* _Input rows_
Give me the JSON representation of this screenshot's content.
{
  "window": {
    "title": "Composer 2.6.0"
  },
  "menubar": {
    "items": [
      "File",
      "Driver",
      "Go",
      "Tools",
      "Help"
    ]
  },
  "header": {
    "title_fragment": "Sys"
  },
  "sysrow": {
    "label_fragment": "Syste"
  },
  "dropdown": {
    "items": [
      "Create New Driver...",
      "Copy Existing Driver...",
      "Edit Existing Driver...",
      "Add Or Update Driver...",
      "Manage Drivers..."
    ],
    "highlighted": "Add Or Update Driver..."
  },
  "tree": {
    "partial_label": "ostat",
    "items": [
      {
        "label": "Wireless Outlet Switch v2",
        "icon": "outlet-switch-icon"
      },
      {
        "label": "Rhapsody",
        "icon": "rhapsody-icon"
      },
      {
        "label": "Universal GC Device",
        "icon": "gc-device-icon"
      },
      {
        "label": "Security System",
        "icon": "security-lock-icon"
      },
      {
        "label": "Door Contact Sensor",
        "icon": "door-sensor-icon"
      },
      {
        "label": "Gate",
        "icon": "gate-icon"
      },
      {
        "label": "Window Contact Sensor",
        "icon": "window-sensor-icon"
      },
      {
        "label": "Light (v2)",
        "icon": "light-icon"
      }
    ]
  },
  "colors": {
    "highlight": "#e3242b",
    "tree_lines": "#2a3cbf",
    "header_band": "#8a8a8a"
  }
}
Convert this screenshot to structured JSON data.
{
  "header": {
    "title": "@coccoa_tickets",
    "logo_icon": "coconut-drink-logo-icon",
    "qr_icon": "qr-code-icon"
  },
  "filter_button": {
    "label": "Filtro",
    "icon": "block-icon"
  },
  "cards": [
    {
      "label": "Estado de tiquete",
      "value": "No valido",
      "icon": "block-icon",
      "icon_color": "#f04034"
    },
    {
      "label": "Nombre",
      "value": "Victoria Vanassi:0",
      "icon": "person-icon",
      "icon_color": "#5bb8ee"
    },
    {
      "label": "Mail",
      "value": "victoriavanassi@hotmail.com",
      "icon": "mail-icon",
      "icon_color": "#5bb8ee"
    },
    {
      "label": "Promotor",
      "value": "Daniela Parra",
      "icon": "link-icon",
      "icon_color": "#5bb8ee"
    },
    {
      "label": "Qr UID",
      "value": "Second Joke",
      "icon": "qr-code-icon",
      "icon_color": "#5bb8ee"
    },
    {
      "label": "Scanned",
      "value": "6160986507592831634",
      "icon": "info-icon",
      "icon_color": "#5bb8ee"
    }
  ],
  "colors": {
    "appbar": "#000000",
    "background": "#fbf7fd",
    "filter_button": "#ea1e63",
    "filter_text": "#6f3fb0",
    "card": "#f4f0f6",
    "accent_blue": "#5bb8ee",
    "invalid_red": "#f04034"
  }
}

* _Short problem_
Please reproduce all of the entries exactly as they stand.

* _Solution for this problem_
Give me the JSON representation of this screenshot's content.
{
  "window": {
    "title": "Composer 2.6.0"
  },
  "menubar": {
    "items": [
      "File",
      "Driver",
      "Go",
      "Tools",
      "Help"
    ]
  },
  "header": {
    "title_fragment": "Sys"
  },
  "sysrow": {
    "label_fragment": "Syste"
  },
  "dropdown": {
    "items": [
      "Create New Driver...",
      "Copy Existing Driver...",
      "Edit Existing Driver...",
      "Add Or Update Driver...",
      "Manage Drivers..."
    ],
    "highlighted": "Add Or Update Driver..."
  },
  "tree": {
    "partial_label": "ostat",
    "items": [
      {
        "label": "Wireless Outlet Switch v2",
        "icon": "outlet-switch-icon"
      },
      {
        "label": "Rhapsody",
        "icon": "rhapsody-icon"
      },
      {
        "label": "Universal GC Device",
        "icon": "gc-device-icon"
      },
      {
        "label": "Security System",
        "icon": "security-lock-icon"
      },
      {
        "label": "Door Contact Sensor",
        "icon": "door-sensor-icon"
      },
      {
        "label": "Gate",
        "icon": "gate-icon"
      },
      {
        "label": "Window Contact Sensor",
        "icon": "window-sensor-icon"
      },
      {
        "label": "Light (v2)",
        "icon": "light-icon"
      }
    ]
  },
  "colors": {
    "highlight": "#e3242b",
    "tree_lines": "#2a3cbf",
    "header_band": "#8a8a8a"
  }
}
Convert this screenshot to structured JSON data.
{
  "header": {
    "title": "@coccoa_tickets",
    "logo_icon": "coconut-drink-logo-icon",
    "qr_icon": "qr-code-icon"
  },
  "filter_button": {
    "label": "Filtro",
    "icon": "block-icon"
  },
  "cards": [
    {
      "label": "Estado de tiquete",
      "value": "No valido",
      "icon": "block-icon",
      "icon_color": "#f04034"
    },
    {
      "label": "Nombre",
      "value": "Victoria Vanassi:0",
      "icon": "person-icon",
      "icon_color": "#5bb8ee"
    },
    {
      "label": "Mail",
      "value": "victoriavanassi@hotmail.com",
      "icon": "mail-icon",
      "icon_color": "#5bb8ee"
    },
    {
      "label": "Promotor",
      "value": "Daniela Parra",
      "icon": "link-icon",
      "icon_color": "#5bb8ee"
    },
    {
      "label": "Qr UID",
      "value": "Second Joke",
      "icon": "qr-code-icon",
      "icon_color": "#5bb8ee"
    },
    {
      "label": "Scanned",
      "value": "6160986507592831634",
      "icon": "info-icon",
      "icon_color": "#5bb8ee"
    }
  ],
  "colors": {
    "appbar": "#000000",
    "background": "#fbf7fd",
    "filter_button": "#ea1e63",
    "filter_text": "#6f3fb0",
    "card": "#f4f0f6",
    "accent_blue": "#5bb8ee",
    "invalid_red": "#f04034"
  }
}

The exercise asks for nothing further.